## Exercise directions
Of the lines in these entries, how many contain the string "ENVELOPE"? Give the number and nothing else.

########################################

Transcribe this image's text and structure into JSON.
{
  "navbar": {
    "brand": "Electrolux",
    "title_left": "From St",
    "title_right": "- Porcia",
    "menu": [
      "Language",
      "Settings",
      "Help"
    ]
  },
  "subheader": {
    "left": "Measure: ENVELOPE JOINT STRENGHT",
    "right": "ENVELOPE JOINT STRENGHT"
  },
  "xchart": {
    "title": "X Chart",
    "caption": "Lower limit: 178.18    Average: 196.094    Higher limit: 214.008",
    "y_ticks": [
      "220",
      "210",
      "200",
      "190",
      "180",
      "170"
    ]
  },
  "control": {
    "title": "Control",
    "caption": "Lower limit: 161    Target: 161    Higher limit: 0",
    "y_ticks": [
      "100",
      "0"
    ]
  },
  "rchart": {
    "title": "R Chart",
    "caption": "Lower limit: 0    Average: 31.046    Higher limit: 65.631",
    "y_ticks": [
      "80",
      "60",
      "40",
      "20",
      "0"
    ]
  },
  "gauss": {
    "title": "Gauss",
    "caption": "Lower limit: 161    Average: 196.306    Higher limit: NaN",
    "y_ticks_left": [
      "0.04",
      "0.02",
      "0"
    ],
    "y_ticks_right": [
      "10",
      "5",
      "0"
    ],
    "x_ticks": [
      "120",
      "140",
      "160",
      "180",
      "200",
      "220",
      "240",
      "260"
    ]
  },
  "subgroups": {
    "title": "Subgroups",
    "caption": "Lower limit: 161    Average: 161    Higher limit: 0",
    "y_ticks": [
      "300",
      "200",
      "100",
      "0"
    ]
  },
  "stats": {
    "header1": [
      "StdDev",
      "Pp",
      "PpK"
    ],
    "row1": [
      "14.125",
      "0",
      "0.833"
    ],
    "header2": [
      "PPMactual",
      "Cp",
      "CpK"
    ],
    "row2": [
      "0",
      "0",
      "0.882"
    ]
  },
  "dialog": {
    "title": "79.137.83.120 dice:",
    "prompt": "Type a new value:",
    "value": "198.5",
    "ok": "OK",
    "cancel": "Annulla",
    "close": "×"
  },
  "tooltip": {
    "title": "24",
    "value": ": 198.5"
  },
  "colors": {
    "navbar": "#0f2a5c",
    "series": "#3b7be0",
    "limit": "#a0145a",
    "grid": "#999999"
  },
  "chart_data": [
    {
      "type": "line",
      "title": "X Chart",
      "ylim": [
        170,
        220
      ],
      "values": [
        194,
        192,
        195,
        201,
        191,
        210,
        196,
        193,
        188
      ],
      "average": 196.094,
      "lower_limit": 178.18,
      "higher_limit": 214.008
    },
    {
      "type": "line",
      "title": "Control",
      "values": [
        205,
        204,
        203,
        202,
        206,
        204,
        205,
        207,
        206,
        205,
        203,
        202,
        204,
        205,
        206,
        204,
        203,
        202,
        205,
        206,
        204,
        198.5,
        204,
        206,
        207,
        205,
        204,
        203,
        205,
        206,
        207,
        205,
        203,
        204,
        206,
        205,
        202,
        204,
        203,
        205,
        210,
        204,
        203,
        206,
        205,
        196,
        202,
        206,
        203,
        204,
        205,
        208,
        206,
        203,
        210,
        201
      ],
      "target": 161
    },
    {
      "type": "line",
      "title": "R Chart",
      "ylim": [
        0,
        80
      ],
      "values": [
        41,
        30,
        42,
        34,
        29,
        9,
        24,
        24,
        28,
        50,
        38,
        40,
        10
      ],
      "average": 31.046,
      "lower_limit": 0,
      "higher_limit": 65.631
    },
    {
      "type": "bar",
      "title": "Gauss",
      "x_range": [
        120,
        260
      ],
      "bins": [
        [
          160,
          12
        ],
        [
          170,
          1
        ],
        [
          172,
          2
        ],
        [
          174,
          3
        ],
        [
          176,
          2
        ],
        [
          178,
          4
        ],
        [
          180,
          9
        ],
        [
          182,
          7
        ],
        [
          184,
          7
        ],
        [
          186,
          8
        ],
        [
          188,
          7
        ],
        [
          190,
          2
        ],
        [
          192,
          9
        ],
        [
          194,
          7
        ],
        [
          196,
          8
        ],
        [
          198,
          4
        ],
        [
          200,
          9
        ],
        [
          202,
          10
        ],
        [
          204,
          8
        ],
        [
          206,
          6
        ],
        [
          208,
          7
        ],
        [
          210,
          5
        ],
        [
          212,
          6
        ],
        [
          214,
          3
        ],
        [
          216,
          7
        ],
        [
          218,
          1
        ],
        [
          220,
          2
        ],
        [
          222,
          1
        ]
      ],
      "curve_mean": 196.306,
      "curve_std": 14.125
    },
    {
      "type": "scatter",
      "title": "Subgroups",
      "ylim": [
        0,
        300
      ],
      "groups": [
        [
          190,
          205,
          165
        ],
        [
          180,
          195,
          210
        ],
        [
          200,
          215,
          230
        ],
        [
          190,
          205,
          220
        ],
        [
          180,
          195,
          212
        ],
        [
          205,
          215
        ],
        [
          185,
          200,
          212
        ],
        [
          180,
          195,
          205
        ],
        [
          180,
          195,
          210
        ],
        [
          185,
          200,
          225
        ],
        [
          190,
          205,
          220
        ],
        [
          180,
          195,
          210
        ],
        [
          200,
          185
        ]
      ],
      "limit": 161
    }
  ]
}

########################################

## The output
2